▶ **TASK STATEMENT**: Reproduce the listing exactly, with no pictures in your copy.

==== SUPPLIED DATA ====

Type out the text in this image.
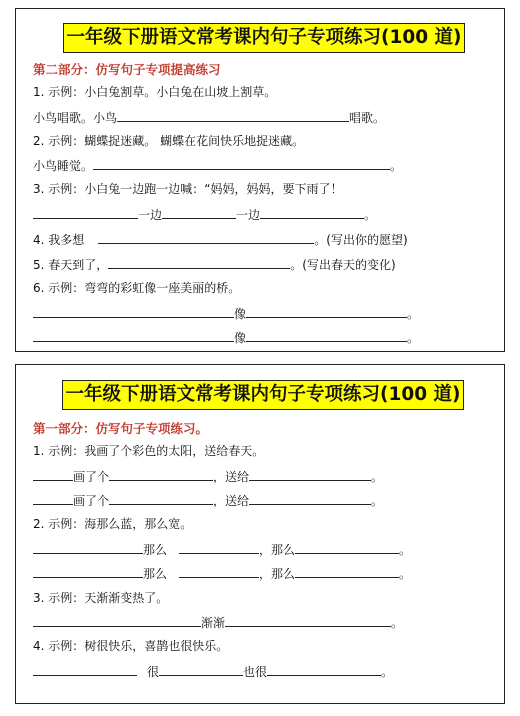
一年级下册语文常考课内句子专项练习(100 道)
第二部分：仿写句子专项提高练习
1. 示例：小白兔割草。小白兔在山坡上割草。
小鸟唱歌。小鸟	唱歌。
2. 示例：蝴蝶捉迷藏。 蝴蝶在花间快乐地捉迷藏。
小鸟睡觉。	。
3. 示例：小白兔一边跑一边喊：“妈妈，妈妈，要下雨了！
一边	一边	。
4. 我多想	。(写出你的愿望)
5. 春天到了，	。(写出春天的变化)
6. 示例：弯弯的彩虹像一座美丽的桥。
像	。
像	。
一年级下册语文常考课内句子专项练习(100 道)
第一部分：仿写句子专项练习。
1. 示例：我画了个彩色的太阳，送给春天。
画了个	，送给	。
画了个	，送给	。
2. 示例：海那么蓝，那么宽。
那么	，那么	。
那么	，那么	。
3. 示例：天渐渐变热了。
渐渐	。
4. 示例：树很快乐，喜鹊也很快乐。
很	也很	。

====

▶ **RESULT**:
Type out the text in this image.
一年级下册语文常考课内句子专项练习(100 道)
第二部分：仿写句子专项提高练习
1. 示例：小白兔割草。小白兔在山坡上割草。
小鸟唱歌。小鸟	唱歌。
2. 示例：蝴蝶捉迷藏。 蝴蝶在花间快乐地捉迷藏。
小鸟睡觉。	。
3. 示例：小白兔一边跑一边喊：“妈妈，妈妈，要下雨了！
一边	一边	。
4. 我多想	。(写出你的愿望)
5. 春天到了，	。(写出春天的变化)
6. 示例：弯弯的彩虹像一座美丽的桥。
像	。
像	。
一年级下册语文常考课内句子专项练习(100 道)
第一部分：仿写句子专项练习。
1. 示例：我画了个彩色的太阳，送给春天。
画了个	，送给	。
画了个	，送给	。
2. 示例：海那么蓝，那么宽。
那么	，那么	。
那么	，那么	。
3. 示例：天渐渐变热了。
渐渐	。
4. 示例：树很快乐，喜鹊也很快乐。
很	也很	。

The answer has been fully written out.